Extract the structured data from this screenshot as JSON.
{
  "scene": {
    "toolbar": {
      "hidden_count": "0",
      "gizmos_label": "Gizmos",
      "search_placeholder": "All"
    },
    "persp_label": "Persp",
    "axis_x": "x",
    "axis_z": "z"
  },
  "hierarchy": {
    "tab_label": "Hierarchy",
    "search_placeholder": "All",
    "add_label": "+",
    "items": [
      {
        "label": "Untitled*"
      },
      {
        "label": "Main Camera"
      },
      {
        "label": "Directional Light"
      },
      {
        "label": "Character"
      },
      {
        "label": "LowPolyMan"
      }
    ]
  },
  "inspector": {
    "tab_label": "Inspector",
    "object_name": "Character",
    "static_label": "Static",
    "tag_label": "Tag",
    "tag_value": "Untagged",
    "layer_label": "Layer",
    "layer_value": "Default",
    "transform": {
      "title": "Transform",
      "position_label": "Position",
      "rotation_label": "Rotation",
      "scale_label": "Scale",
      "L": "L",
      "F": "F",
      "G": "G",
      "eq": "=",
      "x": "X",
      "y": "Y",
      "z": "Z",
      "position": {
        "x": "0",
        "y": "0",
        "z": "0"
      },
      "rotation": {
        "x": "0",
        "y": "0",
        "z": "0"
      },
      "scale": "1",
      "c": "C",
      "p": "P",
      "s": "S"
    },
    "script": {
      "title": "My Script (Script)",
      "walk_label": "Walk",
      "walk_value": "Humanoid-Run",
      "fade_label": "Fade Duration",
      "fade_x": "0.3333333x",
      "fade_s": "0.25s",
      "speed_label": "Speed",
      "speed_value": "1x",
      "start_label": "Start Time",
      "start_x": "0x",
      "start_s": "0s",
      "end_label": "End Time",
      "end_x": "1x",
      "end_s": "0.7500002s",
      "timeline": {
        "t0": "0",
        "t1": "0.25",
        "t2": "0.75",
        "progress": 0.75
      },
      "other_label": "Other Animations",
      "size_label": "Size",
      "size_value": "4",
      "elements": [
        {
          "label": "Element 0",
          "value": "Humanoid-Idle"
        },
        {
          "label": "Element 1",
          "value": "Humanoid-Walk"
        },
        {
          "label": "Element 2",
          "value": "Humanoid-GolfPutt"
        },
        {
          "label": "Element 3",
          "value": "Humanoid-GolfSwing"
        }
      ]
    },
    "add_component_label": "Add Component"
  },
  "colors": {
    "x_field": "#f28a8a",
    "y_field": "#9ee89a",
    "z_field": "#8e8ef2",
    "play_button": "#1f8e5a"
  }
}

▶ _Short exercise_:
Go through the data above and find the lines with the word "Character". Copy each of those lines.

▶ _Problem solution_:
        "label": "Character"
    "object_name": "Character",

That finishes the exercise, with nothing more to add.